TASK DIRECTIONS — Lift every line from the entries that includes the word "samples".

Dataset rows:
================
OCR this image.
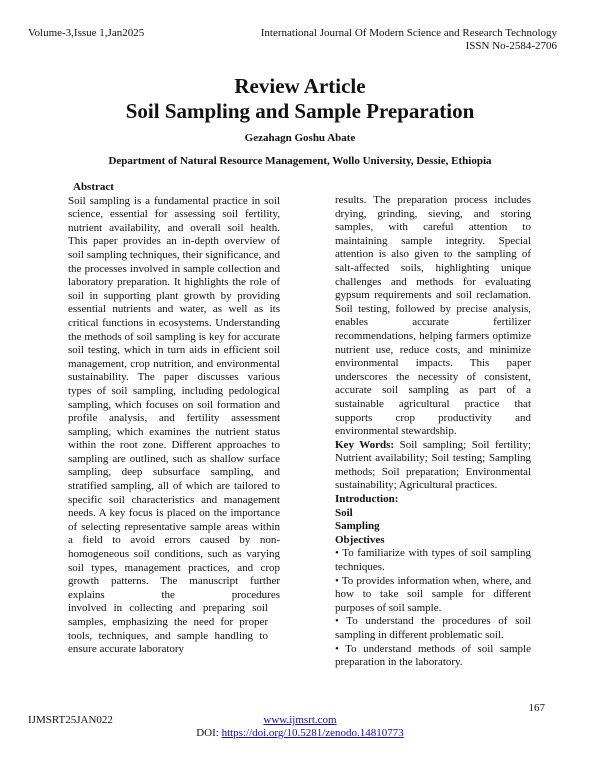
Volume-3,Issue 1,Jan2025	International Journal Of Modern Science and Research Technology
ISSN No-2584-2706
Review Article
Soil Sampling and Sample Preparation
Gezahagn Goshu Abate
Department of Natural Resource Management, Wollo University, Dessie, Ethiopia
Abstract

Soil sampling is a fundamental practice in soil science, essential for assessing soil fertility, nutrient availability, and overall soil health. This paper provides an in-depth overview of soil sampling techniques, their significance, and the processes involved in sample collection and laboratory preparation. It highlights the role of soil in supporting plant growth by providing essential nutrients and water, as well as its critical functions in ecosystems. Understanding the methods of soil sampling is key for accurate soil testing, which in turn aids in efficient soil management, crop nutrition, and environmental sustainability. The paper discusses various types of soil sampling, including pedological sampling, which focuses on soil formation and profile analysis, and fertility assessment sampling, which examines the nutrient status within the root zone. Different approaches to sampling are outlined, such as shallow surface sampling, deep subsurface sampling, and stratified sampling, all of which are tailored to specific soil characteristics and management needs. A key focus is placed on the importance of selecting representative sample areas within a field to avoid errors caused by non-homogeneous soil conditions, such as varying soil types, management practices, and crop growth patterns. The manuscript further explains the procedures

involved in collecting and preparing soil samples, emphasizing the need for proper tools, techniques, and sample handling to ensure accurate laboratory

results. The preparation process includes drying, grinding, sieving, and storing samples, with careful attention to maintaining sample integrity. Special attention is also given to the sampling of salt-affected soils, highlighting unique challenges and methods for evaluating gypsum requirements and soil reclamation. Soil testing, followed by precise analysis, enables accurate fertilizer recommendations, helping farmers optimize nutrient use, reduce costs, and minimize environmental impacts. This paper underscores the necessity of consistent, accurate soil sampling as part of a sustainable agricultural practice that supports crop productivity and environmental stewardship.

Key Words: Soil sampling; Soil fertility; Nutrient availability; Soil testing; Sampling methods; Soil preparation; Environmental sustainability; Agricultural practices.

Introduction:
Soil
Sampling
Objectives

• To familiarize with types of soil sampling techniques.

• To provides information when, where, and how to take soil sample for different purposes of soil sample.

• To understand the procedures of soil sampling in different problematic soil.

• To understand methods of soil sample preparation in the laboratory.

167
IJMSRT25JAN022	www.ijmsrt.com
DOI: https://doi.org/10.5281/zenodo.14810773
================
SOLUTION TO THE EXERCISE —
involved in collecting and preparing soil samples, emphasizing the need for proper tools, techniques, and sample handling to ensure accurate laboratory
results. The preparation process includes drying, grinding, sieving, and storing samples, with careful attention to maintaining sample integrity. Special attention is also given to the sampling of salt-affected soils, highlighting unique challenges and methods for evaluating gypsum requirements and soil reclamation. Soil testing, followed by precise analysis, enables accurate fertilizer recommendations, helping farmers optimize nutrient use, reduce costs, and minimize environmental impacts. This paper underscores the necessity of consistent, accurate soil sampling as part of a sustainable agricultural practice that supports crop productivity and environmental stewardship.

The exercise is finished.